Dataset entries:
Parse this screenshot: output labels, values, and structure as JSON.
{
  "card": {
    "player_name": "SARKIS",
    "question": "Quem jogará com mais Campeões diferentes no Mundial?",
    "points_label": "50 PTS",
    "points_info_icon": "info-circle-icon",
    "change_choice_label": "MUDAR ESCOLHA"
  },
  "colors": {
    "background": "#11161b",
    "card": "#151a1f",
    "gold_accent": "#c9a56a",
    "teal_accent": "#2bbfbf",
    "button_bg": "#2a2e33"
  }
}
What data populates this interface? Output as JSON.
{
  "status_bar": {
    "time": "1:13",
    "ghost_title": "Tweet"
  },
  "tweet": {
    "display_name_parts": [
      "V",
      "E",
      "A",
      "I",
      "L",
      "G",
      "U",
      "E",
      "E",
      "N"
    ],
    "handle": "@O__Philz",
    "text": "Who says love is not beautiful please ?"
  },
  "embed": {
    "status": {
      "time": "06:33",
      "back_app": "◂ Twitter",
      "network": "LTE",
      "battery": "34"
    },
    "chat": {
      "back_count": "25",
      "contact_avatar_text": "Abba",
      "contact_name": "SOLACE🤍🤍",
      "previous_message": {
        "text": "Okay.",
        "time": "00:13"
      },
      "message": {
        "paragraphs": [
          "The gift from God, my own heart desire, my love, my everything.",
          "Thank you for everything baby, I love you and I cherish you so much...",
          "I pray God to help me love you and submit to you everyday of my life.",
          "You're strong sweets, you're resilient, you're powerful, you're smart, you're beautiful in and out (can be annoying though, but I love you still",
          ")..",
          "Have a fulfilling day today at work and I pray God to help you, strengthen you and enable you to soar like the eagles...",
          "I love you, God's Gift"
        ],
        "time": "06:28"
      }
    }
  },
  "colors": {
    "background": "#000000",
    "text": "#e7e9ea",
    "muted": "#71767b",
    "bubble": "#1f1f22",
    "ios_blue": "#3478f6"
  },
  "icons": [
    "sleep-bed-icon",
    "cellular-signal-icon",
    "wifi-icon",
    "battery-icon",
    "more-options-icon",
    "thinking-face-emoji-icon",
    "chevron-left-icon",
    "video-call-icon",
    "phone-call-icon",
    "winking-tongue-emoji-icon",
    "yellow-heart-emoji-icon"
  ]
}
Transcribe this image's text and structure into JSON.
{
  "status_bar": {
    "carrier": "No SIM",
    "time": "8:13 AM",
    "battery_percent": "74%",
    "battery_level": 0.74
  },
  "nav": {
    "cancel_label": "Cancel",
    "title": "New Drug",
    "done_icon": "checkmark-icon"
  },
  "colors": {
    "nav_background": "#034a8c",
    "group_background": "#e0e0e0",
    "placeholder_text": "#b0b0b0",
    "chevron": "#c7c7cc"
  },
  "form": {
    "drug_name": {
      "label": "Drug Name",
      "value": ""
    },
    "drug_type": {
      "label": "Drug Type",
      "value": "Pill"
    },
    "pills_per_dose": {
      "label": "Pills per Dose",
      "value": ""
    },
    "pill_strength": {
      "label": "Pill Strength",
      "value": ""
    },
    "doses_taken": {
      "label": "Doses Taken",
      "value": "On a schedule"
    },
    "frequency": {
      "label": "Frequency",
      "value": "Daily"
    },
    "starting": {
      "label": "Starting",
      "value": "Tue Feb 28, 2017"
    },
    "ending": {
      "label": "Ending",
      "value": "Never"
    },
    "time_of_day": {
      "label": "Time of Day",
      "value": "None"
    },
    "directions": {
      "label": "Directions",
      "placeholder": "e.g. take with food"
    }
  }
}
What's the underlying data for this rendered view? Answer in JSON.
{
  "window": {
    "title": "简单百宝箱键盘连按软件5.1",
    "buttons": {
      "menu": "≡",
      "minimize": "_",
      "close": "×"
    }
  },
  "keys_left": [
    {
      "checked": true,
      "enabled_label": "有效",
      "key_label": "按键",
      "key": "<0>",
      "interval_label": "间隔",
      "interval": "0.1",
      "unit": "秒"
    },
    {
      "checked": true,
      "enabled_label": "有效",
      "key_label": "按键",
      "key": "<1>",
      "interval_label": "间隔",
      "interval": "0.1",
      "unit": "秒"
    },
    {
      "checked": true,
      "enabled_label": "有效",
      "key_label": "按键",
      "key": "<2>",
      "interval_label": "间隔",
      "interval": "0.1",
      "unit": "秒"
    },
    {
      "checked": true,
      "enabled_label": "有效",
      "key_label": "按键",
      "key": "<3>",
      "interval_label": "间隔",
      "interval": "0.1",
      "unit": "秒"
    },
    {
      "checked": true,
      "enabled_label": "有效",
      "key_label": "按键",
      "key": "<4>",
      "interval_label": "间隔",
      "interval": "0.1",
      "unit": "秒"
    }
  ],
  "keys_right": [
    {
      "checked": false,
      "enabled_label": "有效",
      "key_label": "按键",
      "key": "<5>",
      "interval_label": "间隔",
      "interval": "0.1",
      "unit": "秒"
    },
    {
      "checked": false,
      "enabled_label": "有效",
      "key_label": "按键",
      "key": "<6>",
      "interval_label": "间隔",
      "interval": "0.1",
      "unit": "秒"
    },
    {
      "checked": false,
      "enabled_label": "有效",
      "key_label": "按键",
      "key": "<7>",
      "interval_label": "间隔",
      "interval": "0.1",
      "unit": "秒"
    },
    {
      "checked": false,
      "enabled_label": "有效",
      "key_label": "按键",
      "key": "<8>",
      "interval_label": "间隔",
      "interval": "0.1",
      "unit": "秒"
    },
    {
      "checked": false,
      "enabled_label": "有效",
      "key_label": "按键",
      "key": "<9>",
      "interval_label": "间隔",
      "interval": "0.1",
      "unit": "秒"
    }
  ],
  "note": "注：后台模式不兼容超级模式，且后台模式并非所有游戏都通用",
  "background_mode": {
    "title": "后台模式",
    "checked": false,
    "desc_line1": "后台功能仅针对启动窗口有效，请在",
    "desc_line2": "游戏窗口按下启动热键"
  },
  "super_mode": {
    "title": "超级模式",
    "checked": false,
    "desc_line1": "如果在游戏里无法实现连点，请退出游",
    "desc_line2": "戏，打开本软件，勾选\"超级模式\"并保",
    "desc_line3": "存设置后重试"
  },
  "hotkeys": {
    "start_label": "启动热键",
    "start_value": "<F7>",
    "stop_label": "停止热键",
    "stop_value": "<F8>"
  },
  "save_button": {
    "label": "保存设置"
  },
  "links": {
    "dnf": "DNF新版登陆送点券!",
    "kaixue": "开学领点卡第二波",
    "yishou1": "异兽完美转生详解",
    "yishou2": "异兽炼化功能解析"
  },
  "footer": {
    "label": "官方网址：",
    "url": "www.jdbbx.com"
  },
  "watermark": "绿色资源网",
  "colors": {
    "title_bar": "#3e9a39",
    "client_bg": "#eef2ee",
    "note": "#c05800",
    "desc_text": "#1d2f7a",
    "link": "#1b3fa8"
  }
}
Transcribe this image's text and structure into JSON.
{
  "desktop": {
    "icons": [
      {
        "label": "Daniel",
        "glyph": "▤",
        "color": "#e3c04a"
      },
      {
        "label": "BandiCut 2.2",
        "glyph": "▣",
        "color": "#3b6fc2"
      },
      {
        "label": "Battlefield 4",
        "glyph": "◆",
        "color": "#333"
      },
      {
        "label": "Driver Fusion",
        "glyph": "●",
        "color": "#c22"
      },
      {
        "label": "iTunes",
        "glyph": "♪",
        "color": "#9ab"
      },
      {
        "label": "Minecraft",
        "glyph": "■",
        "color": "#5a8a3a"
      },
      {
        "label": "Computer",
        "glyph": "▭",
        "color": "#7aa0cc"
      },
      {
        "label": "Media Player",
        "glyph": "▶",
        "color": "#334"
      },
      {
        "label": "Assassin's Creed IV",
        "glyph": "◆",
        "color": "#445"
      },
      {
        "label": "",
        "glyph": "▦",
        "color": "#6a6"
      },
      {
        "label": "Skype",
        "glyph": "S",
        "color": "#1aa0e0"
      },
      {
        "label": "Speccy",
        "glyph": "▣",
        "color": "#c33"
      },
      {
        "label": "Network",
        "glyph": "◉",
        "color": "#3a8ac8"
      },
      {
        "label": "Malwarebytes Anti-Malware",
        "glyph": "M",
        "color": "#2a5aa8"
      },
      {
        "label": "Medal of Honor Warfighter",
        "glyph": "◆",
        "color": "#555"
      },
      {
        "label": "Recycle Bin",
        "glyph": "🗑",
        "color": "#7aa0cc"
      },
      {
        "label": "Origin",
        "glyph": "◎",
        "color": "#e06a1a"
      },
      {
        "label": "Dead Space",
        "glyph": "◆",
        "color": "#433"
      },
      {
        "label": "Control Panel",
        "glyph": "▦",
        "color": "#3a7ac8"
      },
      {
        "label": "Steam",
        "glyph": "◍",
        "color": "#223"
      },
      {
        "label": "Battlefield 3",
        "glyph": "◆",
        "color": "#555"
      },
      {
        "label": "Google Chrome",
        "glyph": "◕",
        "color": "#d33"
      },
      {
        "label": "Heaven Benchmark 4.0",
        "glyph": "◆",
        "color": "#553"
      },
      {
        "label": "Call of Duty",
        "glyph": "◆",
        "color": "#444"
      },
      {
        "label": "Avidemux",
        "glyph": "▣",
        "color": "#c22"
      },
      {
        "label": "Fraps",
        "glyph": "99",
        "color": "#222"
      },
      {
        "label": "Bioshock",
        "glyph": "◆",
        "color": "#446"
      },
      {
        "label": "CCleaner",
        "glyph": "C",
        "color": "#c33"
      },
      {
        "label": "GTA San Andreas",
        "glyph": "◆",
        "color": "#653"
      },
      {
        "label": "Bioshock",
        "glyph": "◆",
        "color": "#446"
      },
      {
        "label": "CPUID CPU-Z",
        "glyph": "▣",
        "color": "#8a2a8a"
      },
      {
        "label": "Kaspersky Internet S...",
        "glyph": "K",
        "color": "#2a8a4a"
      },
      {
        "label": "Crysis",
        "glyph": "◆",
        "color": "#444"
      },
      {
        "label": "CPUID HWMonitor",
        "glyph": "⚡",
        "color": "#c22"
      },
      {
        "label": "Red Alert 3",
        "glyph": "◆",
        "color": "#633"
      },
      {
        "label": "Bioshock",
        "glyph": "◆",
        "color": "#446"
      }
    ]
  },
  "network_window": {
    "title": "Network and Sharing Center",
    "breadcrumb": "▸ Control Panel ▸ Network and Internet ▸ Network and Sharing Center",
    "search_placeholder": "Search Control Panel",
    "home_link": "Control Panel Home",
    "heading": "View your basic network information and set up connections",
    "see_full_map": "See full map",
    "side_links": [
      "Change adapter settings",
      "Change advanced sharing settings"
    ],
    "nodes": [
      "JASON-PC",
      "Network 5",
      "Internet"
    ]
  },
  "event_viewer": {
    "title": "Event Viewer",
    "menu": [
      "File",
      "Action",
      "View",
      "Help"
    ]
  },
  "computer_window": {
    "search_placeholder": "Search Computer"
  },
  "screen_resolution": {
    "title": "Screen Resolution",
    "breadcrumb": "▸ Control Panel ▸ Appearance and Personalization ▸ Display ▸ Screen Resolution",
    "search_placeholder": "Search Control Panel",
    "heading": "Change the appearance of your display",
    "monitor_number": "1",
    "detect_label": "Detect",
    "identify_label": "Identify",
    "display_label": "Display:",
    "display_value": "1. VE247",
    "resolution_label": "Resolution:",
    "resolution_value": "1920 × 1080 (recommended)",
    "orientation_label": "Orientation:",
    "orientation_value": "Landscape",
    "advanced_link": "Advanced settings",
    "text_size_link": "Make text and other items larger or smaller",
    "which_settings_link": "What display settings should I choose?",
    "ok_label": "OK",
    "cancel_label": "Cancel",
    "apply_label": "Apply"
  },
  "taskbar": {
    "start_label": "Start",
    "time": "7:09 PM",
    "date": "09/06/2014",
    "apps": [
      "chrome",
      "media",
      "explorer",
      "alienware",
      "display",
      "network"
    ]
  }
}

Exercise prompt: The answer must consist solely of the number of lines in the entries that contain the word "breadcrumb".

Expected output: 2